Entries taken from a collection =
* Begin *

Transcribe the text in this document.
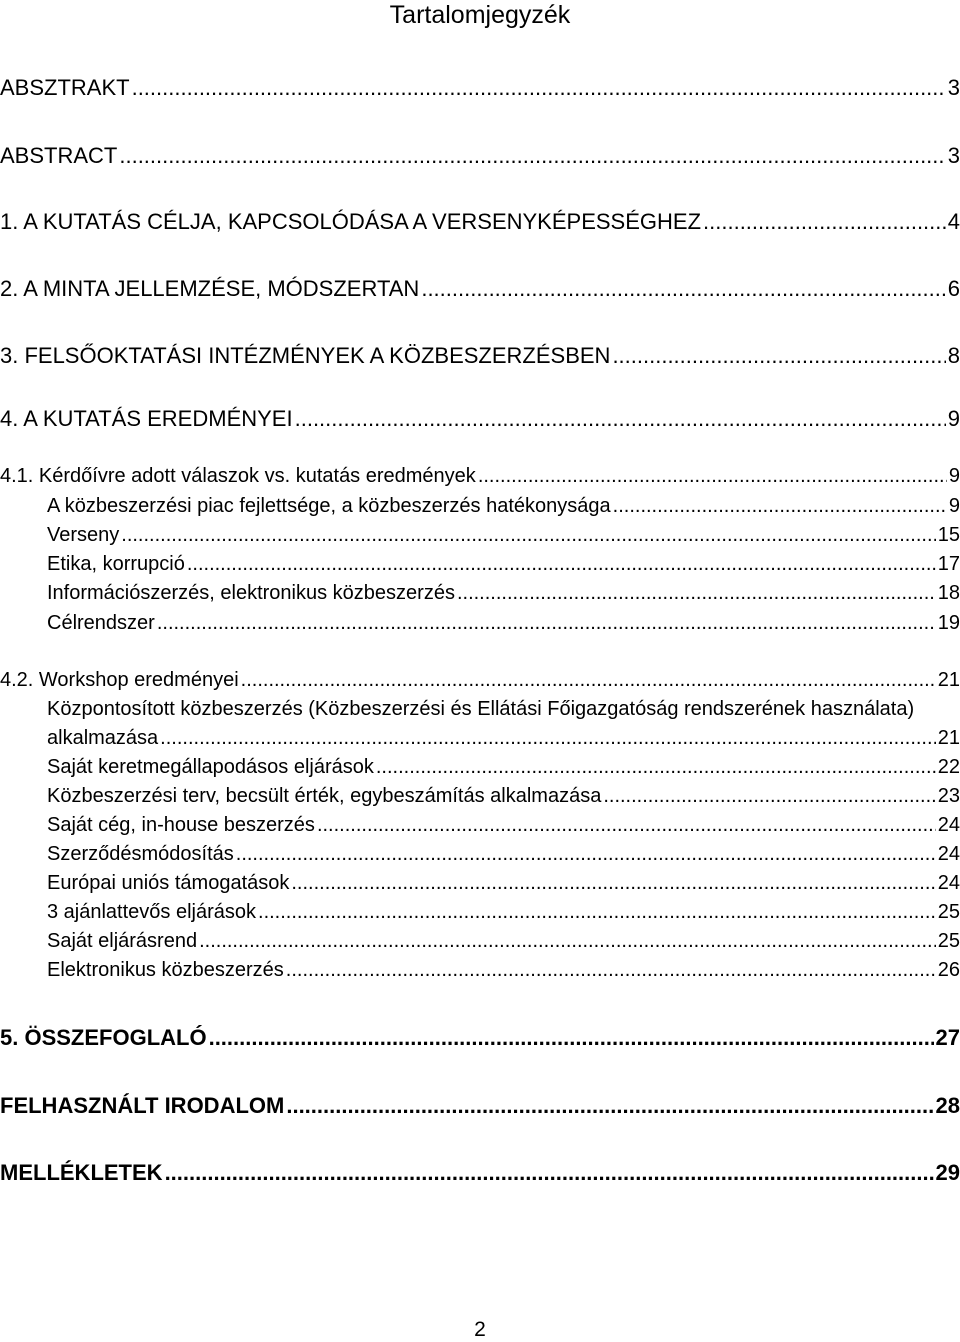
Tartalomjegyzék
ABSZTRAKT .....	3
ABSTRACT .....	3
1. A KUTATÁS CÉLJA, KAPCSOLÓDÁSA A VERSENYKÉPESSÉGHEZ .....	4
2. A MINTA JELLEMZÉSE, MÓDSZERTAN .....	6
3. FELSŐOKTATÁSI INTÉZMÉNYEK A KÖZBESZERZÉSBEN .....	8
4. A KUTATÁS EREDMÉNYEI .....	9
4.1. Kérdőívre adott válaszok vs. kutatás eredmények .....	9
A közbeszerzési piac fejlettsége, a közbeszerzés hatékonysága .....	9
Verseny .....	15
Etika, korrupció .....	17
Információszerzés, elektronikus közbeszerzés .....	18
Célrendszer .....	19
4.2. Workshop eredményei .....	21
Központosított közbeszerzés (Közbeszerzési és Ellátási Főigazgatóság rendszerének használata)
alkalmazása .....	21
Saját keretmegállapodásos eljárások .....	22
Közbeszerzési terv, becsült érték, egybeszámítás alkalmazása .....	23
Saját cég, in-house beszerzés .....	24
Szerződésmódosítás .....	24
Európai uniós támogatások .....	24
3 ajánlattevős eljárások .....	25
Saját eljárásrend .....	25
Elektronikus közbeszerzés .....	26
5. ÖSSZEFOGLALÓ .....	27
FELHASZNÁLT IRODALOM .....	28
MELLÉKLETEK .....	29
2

* End *

PROBLEM STATEMENT =
Without including any pictures, reproduce the listing exactly.

REPLY =
Transcribe the text in this document.
Tartalomjegyzék
ABSZTRAKT .....	3
ABSTRACT .....	3
1. A KUTATÁS CÉLJA, KAPCSOLÓDÁSA A VERSENYKÉPESSÉGHEZ .....	4
2. A MINTA JELLEMZÉSE, MÓDSZERTAN .....	6
3. FELSŐOKTATÁSI INTÉZMÉNYEK A KÖZBESZERZÉSBEN .....	8
4. A KUTATÁS EREDMÉNYEI .....	9
4.1. Kérdőívre adott válaszok vs. kutatás eredmények .....	9
A közbeszerzési piac fejlettsége, a közbeszerzés hatékonysága .....	9
Verseny .....	15
Etika, korrupció .....	17
Információszerzés, elektronikus közbeszerzés .....	18
Célrendszer .....	19
4.2. Workshop eredményei .....	21
Központosított közbeszerzés (Közbeszerzési és Ellátási Főigazgatóság rendszerének használata)
alkalmazása .....	21
Saját keretmegállapodásos eljárások .....	22
Közbeszerzési terv, becsült érték, egybeszámítás alkalmazása .....	23
Saját cég, in-house beszerzés .....	24
Szerződésmódosítás .....	24
Európai uniós támogatások .....	24
3 ajánlattevős eljárások .....	25
Saját eljárásrend .....	25
Elektronikus közbeszerzés .....	26
5. ÖSSZEFOGLALÓ .....	27
FELHASZNÁLT IRODALOM .....	28
MELLÉKLETEK .....	29
2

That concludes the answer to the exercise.